[Dataset entries]
⁂
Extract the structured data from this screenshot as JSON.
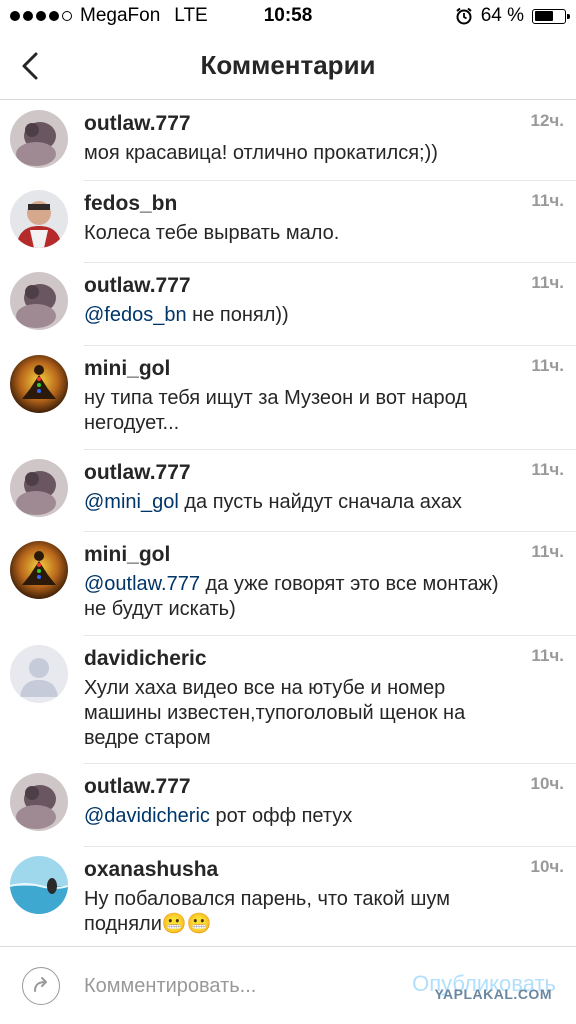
{
  "status_bar": {
    "carrier": "MegaFon",
    "network": "LTE",
    "time": "10:58",
    "battery_text": "64 %",
    "battery_level": 0.64
  },
  "nav": {
    "title": "Комментарии"
  },
  "comments": [
    {
      "user": "outlaw.777",
      "mention": "",
      "text": "моя красавица! отлично прокатился;))",
      "time": "12ч.",
      "avatar": "avatar-outlaw"
    },
    {
      "user": "fedos_bn",
      "mention": "",
      "text": "Колеса тебе вырвать мало.",
      "time": "11ч.",
      "avatar": "avatar-fedos"
    },
    {
      "user": "outlaw.777",
      "mention": "@fedos_bn",
      "text": " не понял))",
      "time": "11ч.",
      "avatar": "avatar-outlaw"
    },
    {
      "user": "mini_gol",
      "mention": "",
      "text": "ну типа тебя ищут за Музеон и вот народ негодует...",
      "time": "11ч.",
      "avatar": "avatar-minigol"
    },
    {
      "user": "outlaw.777",
      "mention": "@mini_gol",
      "text": " да пусть найдут сначала ахах",
      "time": "11ч.",
      "avatar": "avatar-outlaw"
    },
    {
      "user": "mini_gol",
      "mention": "@outlaw.777",
      "text": " да уже говорят это все монтаж) не будут искать)",
      "time": "11ч.",
      "avatar": "avatar-minigol"
    },
    {
      "user": "davidicheric",
      "mention": "",
      "text": "Хули хаха видео все на ютубе и номер машины известен,тупоголовый щенок на ведре старом",
      "time": "11ч.",
      "avatar": "avatar-default"
    },
    {
      "user": "outlaw.777",
      "mention": "@davidicheric",
      "text": " рот офф петух",
      "time": "10ч.",
      "avatar": "avatar-outlaw"
    },
    {
      "user": "oxanashusha",
      "mention": "",
      "text": "Ну побаловался парень, что такой шум подняли😬😬",
      "time": "10ч.",
      "avatar": "avatar-oxana"
    }
  ],
  "composer": {
    "placeholder": "Комментировать...",
    "publish_label": "Опубликовать",
    "watermark": "YAPLAKAL.COM"
  },
  "colors": {
    "mention": "#003569",
    "time": "#999999",
    "publish_disabled": "#b2dffc"
  }
}
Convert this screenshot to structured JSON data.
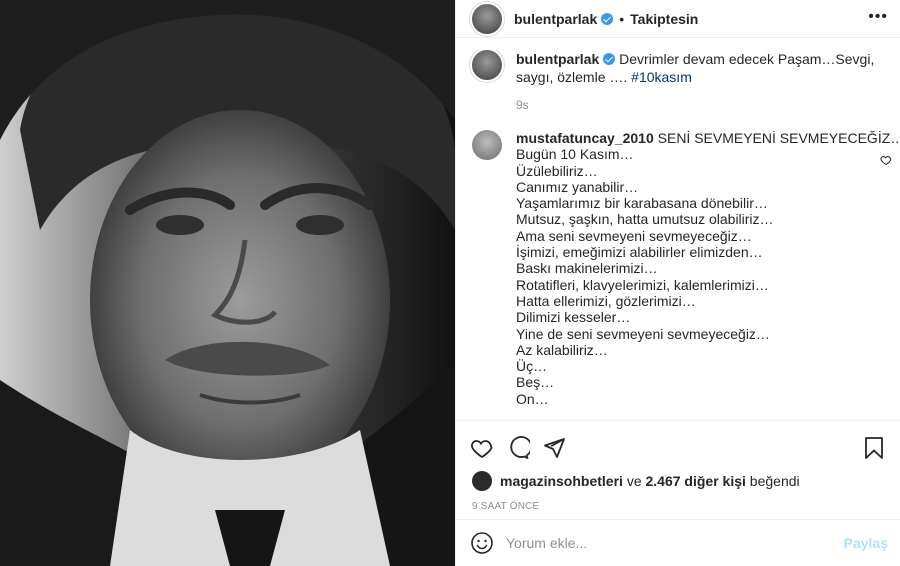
{
  "header": {
    "username": "bulentparlak",
    "separator": "•",
    "follow_status": "Takiptesin",
    "more_label": "•••"
  },
  "caption": {
    "username": "bulentparlak",
    "text": "Devrimler devam edecek Paşam…Sevgi, saygı, özlemle ….",
    "hashtag": "#10kasım",
    "time": "9s"
  },
  "comment": {
    "username": "mustafatuncay_2010",
    "lines": [
      "SENİ SEVMEYENİ SEVMEYECEĞİZ…",
      "Bugün 10 Kasım…",
      "Üzülebiliriz…",
      "Canımız yanabilir…",
      "Yaşamlarımız bir karabasana dönebilir…",
      "Mutsuz, şaşkın, hatta umutsuz olabiliriz…",
      "Ama seni sevmeyeni sevmeyeceğiz…",
      "İşimizi, emeğimizi alabilirler elimizden…",
      "Baskı makinelerimizi…",
      "Rotatifleri, klavyelerimizi, kalemlerimizi…",
      "Hatta ellerimizi, gözlerimizi…",
      "Dilimizi kesseler…",
      "Yine de seni sevmeyeni sevmeyeceğiz…",
      "Az kalabiliriz…",
      "Üç…",
      "Beş…",
      "On…"
    ]
  },
  "likes": {
    "first_user": "magazinsohbetleri",
    "connector": "ve",
    "others": "2.467 diğer kişi",
    "suffix": "beğendi"
  },
  "posted_ago": "9 SAAT ÖNCE",
  "add_comment": {
    "placeholder": "Yorum ekle...",
    "share_label": "Paylaş"
  },
  "icons": {
    "like": "heart-icon",
    "comment": "comment-icon",
    "share": "paper-plane-icon",
    "save": "bookmark-icon",
    "emoji": "smiley-icon",
    "verified": "verified-badge-icon"
  }
}
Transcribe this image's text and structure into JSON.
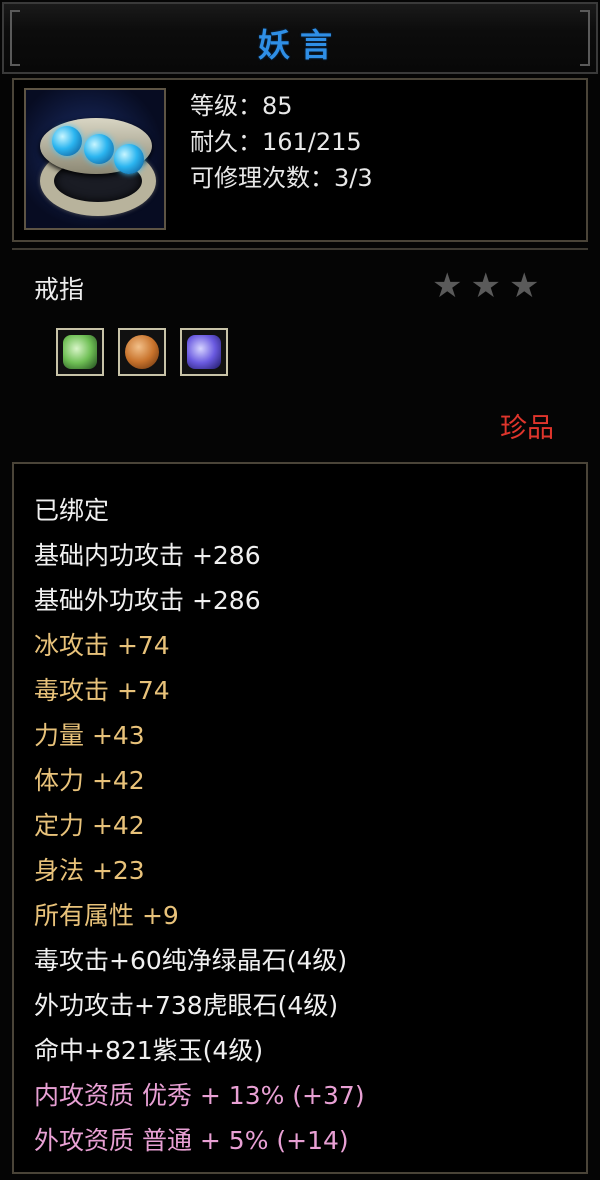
{
  "item": {
    "name": "妖言",
    "title_color": "#2f8fe6",
    "level_line": "等级：85",
    "durability_line": "耐久：161/215",
    "repair_line": "可修理次数：3/3",
    "icon": "ring-with-blue-gems-icon",
    "type": "戒指",
    "stars": "★★★",
    "rarity": "珍品",
    "rarity_color": "#e0352c",
    "sockets": [
      {
        "icon": "green-gem-icon",
        "color": "#6fbf55"
      },
      {
        "icon": "amber-gem-icon",
        "color": "#c8732c"
      },
      {
        "icon": "purple-gem-icon",
        "color": "#6a5ae0"
      }
    ]
  },
  "attributes": [
    {
      "text": "已绑定",
      "tone": "white"
    },
    {
      "text": "基础内功攻击 +286",
      "tone": "white"
    },
    {
      "text": "基础外功攻击 +286",
      "tone": "white"
    },
    {
      "text": "冰攻击 +74",
      "tone": "yellow"
    },
    {
      "text": "毒攻击 +74",
      "tone": "yellow"
    },
    {
      "text": "力量 +43",
      "tone": "yellow"
    },
    {
      "text": "体力 +42",
      "tone": "yellow"
    },
    {
      "text": "定力 +42",
      "tone": "yellow"
    },
    {
      "text": "身法 +23",
      "tone": "yellow"
    },
    {
      "text": "所有属性 +9",
      "tone": "yellow"
    },
    {
      "text": "毒攻击+60纯净绿晶石(4级)",
      "tone": "white"
    },
    {
      "text": "外功攻击+738虎眼石(4级)",
      "tone": "white"
    },
    {
      "text": "命中+821紫玉(4级)",
      "tone": "white"
    },
    {
      "text": "内攻资质 优秀 + 13% (+37)",
      "tone": "pink"
    },
    {
      "text": "外攻资质 普通 + 5% (+14)",
      "tone": "pink"
    }
  ],
  "colors": {
    "white": "#f0f0f0",
    "yellow": "#e8c27a",
    "pink": "#e8a0d4"
  }
}
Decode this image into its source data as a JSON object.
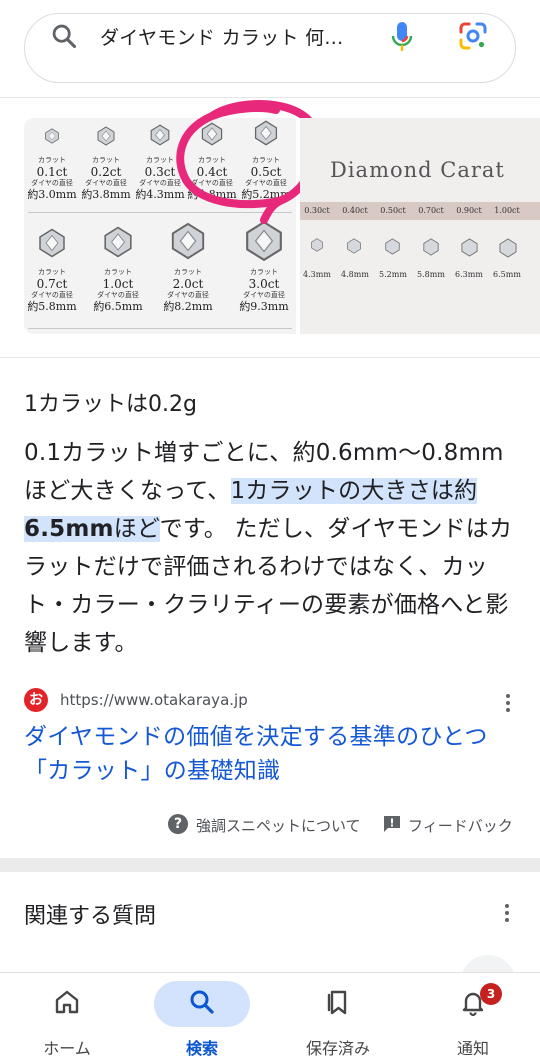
{
  "search": {
    "query": "ダイヤモンド カラット 何..."
  },
  "image_panel": {
    "grid_small": [
      {
        "ct": "0.1ct",
        "mm": "約3.0mm"
      },
      {
        "ct": "0.2ct",
        "mm": "約3.8mm"
      },
      {
        "ct": "0.3ct",
        "mm": "約4.3mm"
      },
      {
        "ct": "0.4ct",
        "mm": "約4.8mm"
      },
      {
        "ct": "0.5ct",
        "mm": "約5.2mm"
      }
    ],
    "grid_large": [
      {
        "ct": "0.7ct",
        "mm": "約5.8mm"
      },
      {
        "ct": "1.0ct",
        "mm": "約6.5mm"
      },
      {
        "ct": "2.0ct",
        "mm": "約8.2mm"
      },
      {
        "ct": "3.0ct",
        "mm": "約9.3mm"
      }
    ],
    "carat_word": "カラット",
    "diameter_word": "ダイヤの直径",
    "brand_title": "Diamond Carat",
    "strip_carats": [
      "0.30ct",
      "0.40ct",
      "0.50ct",
      "0.70ct",
      "0.90ct",
      "1.00ct"
    ],
    "strip_mm": [
      "4.3mm",
      "4.8mm",
      "5.2mm",
      "5.8mm",
      "6.3mm",
      "6.5mm"
    ],
    "highlight_color": "#e8287a"
  },
  "snippet": {
    "answer_title": "1カラットは0.2g",
    "text_before": "0.1カラット増すごとに、約0.6mm〜0.8mmほど大きくなって、",
    "hl_part1": "1カラットの大きさは約",
    "hl_bold": "6.5mm",
    "hl_part2": "ほど",
    "text_after": "です。 ただし、ダイヤモンドはカラットだけで評価されるわけではなく、カット・カラー・クラリティーの要素が価格へと影響します。",
    "source_url": "https://www.otakaraya.jp",
    "favicon_text": "お",
    "result_title": "ダイヤモンドの価値を決定する基準のひとつ「カラット」の基礎知識",
    "about_label": "強調スニペットについて",
    "feedback_label": "フィードバック"
  },
  "related": {
    "title": "関連する質問"
  },
  "nav": {
    "home": "ホーム",
    "search": "検索",
    "saved": "保存済み",
    "notifications": "通知",
    "badge_count": "3"
  },
  "colors": {
    "link": "#1558d6",
    "highlight_bg": "#d2e3fc",
    "active_nav": "#0b57d0",
    "badge": "#c5221f"
  }
}
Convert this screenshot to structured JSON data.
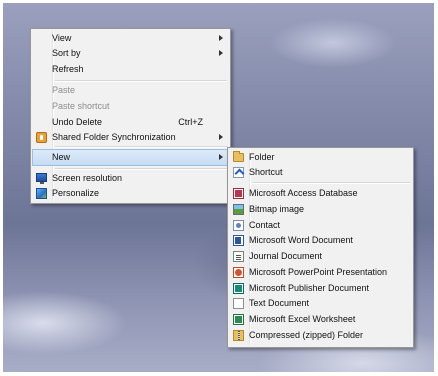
{
  "context_menu": {
    "items": [
      {
        "label": "View",
        "submenu": true
      },
      {
        "label": "Sort by",
        "submenu": true
      },
      {
        "label": "Refresh"
      },
      {
        "label": "Paste",
        "disabled": true
      },
      {
        "label": "Paste shortcut",
        "disabled": true
      },
      {
        "label": "Undo Delete",
        "accel": "Ctrl+Z"
      },
      {
        "label": "Shared Folder Synchronization",
        "submenu": true,
        "icon": "sync-icon"
      },
      {
        "label": "New",
        "submenu": true,
        "highlighted": true
      },
      {
        "label": "Screen resolution",
        "icon": "monitor-icon"
      },
      {
        "label": "Personalize",
        "icon": "personalize-icon"
      }
    ]
  },
  "new_submenu": {
    "items": [
      {
        "label": "Folder",
        "icon": "folder-icon"
      },
      {
        "label": "Shortcut",
        "icon": "shortcut-icon"
      },
      {
        "label": "Microsoft Access Database",
        "icon": "access-icon"
      },
      {
        "label": "Bitmap image",
        "icon": "bitmap-icon"
      },
      {
        "label": "Contact",
        "icon": "contact-icon"
      },
      {
        "label": "Microsoft Word Document",
        "icon": "word-icon"
      },
      {
        "label": "Journal Document",
        "icon": "journal-icon"
      },
      {
        "label": "Microsoft PowerPoint Presentation",
        "icon": "powerpoint-icon"
      },
      {
        "label": "Microsoft Publisher Document",
        "icon": "publisher-icon"
      },
      {
        "label": "Text Document",
        "icon": "text-document-icon"
      },
      {
        "label": "Microsoft Excel Worksheet",
        "icon": "excel-icon"
      },
      {
        "label": "Compressed (zipped) Folder",
        "icon": "zip-folder-icon"
      }
    ]
  },
  "colors": {
    "menu_background": "#f1f1f1",
    "highlight": "#c6dcf3",
    "disabled_text": "#8d8d8d"
  }
}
⁂
How many lines of the data hold the string "Microsoft"? Reply with the number alone.

=== FULL OUTPUT ===
5